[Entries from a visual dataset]
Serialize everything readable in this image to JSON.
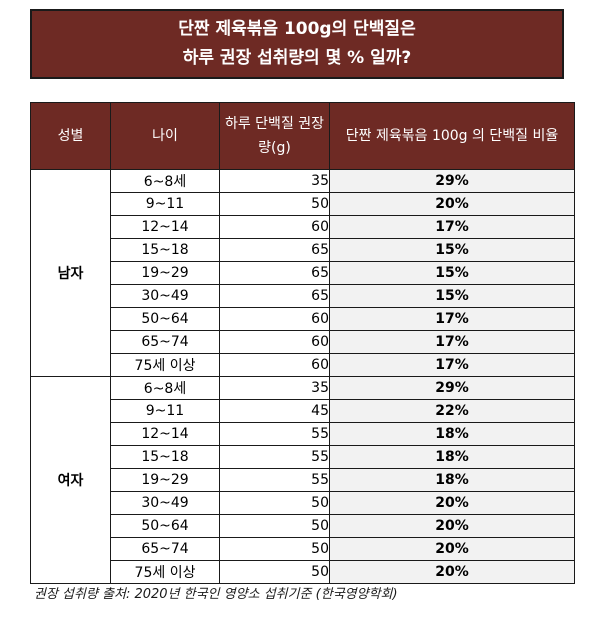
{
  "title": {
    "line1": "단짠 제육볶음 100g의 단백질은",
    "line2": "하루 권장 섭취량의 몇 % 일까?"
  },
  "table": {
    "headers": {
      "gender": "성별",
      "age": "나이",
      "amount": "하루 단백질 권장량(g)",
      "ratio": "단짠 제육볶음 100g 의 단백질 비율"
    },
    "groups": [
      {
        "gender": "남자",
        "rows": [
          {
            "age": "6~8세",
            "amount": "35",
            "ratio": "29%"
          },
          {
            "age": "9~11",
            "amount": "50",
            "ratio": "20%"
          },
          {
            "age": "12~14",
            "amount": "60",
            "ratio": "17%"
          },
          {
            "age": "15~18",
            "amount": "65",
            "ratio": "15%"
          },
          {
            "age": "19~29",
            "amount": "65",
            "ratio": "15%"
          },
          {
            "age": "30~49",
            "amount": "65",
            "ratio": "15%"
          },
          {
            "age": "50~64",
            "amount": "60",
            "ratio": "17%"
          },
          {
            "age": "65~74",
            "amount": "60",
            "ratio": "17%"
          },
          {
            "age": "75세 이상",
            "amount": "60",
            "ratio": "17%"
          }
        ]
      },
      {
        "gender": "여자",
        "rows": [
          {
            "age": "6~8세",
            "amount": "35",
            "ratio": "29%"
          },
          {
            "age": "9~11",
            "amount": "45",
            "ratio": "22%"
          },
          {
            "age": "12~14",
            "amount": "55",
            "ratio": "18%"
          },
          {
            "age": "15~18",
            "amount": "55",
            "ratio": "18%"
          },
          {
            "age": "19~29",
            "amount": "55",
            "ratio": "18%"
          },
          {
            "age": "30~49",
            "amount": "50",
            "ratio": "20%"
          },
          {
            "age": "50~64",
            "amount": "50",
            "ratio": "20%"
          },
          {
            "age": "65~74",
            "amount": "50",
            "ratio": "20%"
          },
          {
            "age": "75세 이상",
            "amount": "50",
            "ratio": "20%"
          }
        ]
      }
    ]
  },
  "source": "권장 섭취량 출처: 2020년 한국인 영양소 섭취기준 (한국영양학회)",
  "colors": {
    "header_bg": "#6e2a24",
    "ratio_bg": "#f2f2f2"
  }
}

- AIM OF THE EXERCISE -
Repeat all the records above exactly, leaving out any pictures.

- PROBLEM SOLUTION -
Serialize everything readable in this image to JSON.
{
  "title": {
    "line1": "단짠 제육볶음 100g의 단백질은",
    "line2": "하루 권장 섭취량의 몇 % 일까?"
  },
  "table": {
    "headers": {
      "gender": "성별",
      "age": "나이",
      "amount": "하루 단백질 권장량(g)",
      "ratio": "단짠 제육볶음 100g 의 단백질 비율"
    },
    "groups": [
      {
        "gender": "남자",
        "rows": [
          {
            "age": "6~8세",
            "amount": "35",
            "ratio": "29%"
          },
          {
            "age": "9~11",
            "amount": "50",
            "ratio": "20%"
          },
          {
            "age": "12~14",
            "amount": "60",
            "ratio": "17%"
          },
          {
            "age": "15~18",
            "amount": "65",
            "ratio": "15%"
          },
          {
            "age": "19~29",
            "amount": "65",
            "ratio": "15%"
          },
          {
            "age": "30~49",
            "amount": "65",
            "ratio": "15%"
          },
          {
            "age": "50~64",
            "amount": "60",
            "ratio": "17%"
          },
          {
            "age": "65~74",
            "amount": "60",
            "ratio": "17%"
          },
          {
            "age": "75세 이상",
            "amount": "60",
            "ratio": "17%"
          }
        ]
      },
      {
        "gender": "여자",
        "rows": [
          {
            "age": "6~8세",
            "amount": "35",
            "ratio": "29%"
          },
          {
            "age": "9~11",
            "amount": "45",
            "ratio": "22%"
          },
          {
            "age": "12~14",
            "amount": "55",
            "ratio": "18%"
          },
          {
            "age": "15~18",
            "amount": "55",
            "ratio": "18%"
          },
          {
            "age": "19~29",
            "amount": "55",
            "ratio": "18%"
          },
          {
            "age": "30~49",
            "amount": "50",
            "ratio": "20%"
          },
          {
            "age": "50~64",
            "amount": "50",
            "ratio": "20%"
          },
          {
            "age": "65~74",
            "amount": "50",
            "ratio": "20%"
          },
          {
            "age": "75세 이상",
            "amount": "50",
            "ratio": "20%"
          }
        ]
      }
    ]
  },
  "source": "권장 섭취량 출처: 2020년 한국인 영양소 섭취기준 (한국영양학회)",
  "colors": {
    "header_bg": "#6e2a24",
    "ratio_bg": "#f2f2f2"
  }
}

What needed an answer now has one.